— TASK STATEMENT —
Where the data below has the string "RANGE", return the whole line.

════════════════════

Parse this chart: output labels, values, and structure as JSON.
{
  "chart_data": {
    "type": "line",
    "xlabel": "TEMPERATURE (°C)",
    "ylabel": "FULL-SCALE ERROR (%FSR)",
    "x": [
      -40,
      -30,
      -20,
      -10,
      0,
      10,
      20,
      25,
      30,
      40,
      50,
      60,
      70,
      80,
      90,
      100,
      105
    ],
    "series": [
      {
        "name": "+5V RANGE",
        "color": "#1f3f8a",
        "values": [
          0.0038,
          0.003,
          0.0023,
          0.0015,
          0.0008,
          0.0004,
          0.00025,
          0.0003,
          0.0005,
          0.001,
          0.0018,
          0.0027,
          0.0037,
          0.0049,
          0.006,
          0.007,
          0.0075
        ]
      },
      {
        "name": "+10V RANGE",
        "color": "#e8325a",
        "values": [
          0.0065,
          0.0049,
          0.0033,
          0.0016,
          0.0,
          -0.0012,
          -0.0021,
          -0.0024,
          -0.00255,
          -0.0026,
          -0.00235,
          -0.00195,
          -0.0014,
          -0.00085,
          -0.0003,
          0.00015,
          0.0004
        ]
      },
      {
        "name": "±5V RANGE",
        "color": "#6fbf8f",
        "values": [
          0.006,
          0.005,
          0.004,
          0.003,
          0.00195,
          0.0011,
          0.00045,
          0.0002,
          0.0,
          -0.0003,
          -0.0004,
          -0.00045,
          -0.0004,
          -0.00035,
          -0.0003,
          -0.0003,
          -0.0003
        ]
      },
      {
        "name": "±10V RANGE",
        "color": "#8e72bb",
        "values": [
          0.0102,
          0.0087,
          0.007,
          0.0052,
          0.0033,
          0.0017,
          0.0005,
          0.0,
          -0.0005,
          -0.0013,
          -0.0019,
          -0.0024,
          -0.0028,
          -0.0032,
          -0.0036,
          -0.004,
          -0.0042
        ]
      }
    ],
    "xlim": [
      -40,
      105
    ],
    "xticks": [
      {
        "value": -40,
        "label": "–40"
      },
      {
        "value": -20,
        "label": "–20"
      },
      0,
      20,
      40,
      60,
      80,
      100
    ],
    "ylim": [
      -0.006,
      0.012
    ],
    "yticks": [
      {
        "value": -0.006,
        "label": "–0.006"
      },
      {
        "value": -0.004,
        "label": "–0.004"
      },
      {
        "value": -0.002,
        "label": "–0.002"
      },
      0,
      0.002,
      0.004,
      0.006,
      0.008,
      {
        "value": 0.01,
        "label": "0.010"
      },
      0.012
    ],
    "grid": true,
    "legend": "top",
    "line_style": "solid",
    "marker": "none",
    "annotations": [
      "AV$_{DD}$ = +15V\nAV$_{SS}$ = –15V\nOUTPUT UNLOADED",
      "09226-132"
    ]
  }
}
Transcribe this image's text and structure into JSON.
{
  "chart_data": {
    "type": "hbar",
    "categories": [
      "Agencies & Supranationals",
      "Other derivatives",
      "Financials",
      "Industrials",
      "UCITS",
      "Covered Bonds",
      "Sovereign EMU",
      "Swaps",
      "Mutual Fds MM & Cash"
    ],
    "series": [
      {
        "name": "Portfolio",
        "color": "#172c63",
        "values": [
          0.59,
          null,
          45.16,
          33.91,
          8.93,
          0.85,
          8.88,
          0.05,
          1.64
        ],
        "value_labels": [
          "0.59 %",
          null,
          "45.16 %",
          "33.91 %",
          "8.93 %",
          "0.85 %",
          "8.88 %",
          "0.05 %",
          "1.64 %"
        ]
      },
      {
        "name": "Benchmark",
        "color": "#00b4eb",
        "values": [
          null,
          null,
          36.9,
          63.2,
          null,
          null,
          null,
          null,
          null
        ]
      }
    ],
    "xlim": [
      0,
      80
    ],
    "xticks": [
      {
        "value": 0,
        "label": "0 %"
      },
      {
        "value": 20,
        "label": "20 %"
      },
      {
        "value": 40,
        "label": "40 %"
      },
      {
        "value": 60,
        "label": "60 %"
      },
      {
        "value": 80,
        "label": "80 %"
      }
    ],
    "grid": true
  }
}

════════════════════

— REPLY TO THE EXERCISE —
        "name": "+5V RANGE",
        "name": "+10V RANGE",
        "name": "±5V RANGE",
        "name": "±10V RANGE",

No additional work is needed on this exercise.